* [Set exercise] Search the entries below. Return every line that has "which" in it.

* [Provided data]

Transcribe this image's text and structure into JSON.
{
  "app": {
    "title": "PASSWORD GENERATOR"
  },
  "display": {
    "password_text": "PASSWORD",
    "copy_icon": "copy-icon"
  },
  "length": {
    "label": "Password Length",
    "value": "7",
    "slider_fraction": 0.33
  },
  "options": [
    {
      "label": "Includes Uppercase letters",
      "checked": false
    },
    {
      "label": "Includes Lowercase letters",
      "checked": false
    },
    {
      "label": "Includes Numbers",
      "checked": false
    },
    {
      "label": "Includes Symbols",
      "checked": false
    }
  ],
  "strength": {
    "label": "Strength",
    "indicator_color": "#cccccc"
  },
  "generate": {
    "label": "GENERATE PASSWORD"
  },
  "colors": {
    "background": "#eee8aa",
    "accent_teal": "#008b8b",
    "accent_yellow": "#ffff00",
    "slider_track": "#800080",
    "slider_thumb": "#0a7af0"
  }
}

...

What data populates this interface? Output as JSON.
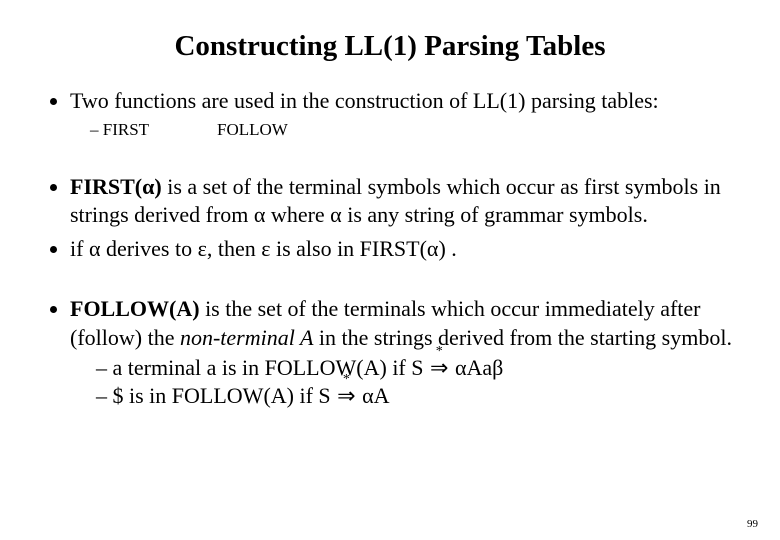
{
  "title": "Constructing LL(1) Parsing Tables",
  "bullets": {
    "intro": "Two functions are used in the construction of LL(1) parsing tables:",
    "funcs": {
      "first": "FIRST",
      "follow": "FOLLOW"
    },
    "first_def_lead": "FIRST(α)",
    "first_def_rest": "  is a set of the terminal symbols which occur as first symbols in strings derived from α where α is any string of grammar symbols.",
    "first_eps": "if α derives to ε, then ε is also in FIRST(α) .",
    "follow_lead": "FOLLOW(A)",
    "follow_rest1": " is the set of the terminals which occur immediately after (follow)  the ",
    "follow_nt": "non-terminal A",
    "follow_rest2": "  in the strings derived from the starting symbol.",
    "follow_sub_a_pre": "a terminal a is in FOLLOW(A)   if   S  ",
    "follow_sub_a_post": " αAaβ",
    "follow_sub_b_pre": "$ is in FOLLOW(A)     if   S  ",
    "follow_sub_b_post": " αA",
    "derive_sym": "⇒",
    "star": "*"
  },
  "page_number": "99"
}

* [Result]
    "first_def_rest": "  is a set of the terminal symbols which occur as first symbols in strings derived from α where α is any string of grammar symbols.",
    "follow_rest1": " is the set of the terminals which occur immediately after (follow)  the ",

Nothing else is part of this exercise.